(Stored items)
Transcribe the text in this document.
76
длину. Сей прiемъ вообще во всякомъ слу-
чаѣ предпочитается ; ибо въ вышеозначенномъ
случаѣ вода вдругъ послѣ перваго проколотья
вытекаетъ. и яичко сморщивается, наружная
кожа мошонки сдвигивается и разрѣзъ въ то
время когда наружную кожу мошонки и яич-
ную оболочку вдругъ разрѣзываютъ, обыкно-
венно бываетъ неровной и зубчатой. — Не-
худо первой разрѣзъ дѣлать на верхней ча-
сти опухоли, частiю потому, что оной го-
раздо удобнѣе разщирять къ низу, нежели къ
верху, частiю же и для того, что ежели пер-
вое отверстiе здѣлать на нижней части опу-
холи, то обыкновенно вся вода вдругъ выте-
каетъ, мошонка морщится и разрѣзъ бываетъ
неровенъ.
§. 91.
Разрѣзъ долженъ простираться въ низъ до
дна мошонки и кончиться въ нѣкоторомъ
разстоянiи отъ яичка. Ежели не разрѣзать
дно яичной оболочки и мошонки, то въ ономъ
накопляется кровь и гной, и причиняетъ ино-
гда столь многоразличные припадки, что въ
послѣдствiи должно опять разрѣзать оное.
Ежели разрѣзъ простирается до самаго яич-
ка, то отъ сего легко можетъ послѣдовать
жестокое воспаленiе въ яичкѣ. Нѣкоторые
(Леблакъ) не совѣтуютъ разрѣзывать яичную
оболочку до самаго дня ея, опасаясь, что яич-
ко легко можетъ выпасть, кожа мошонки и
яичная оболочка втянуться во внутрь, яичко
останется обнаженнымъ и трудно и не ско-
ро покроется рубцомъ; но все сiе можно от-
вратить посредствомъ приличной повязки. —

# Stated goal
In the entries above, find every line holding the word "самаго" and copy it out.

# Task response
Ежели разрѣзъ простирается до самаго яич-
оболочку до самаго дня ея, опасаясь, что яич-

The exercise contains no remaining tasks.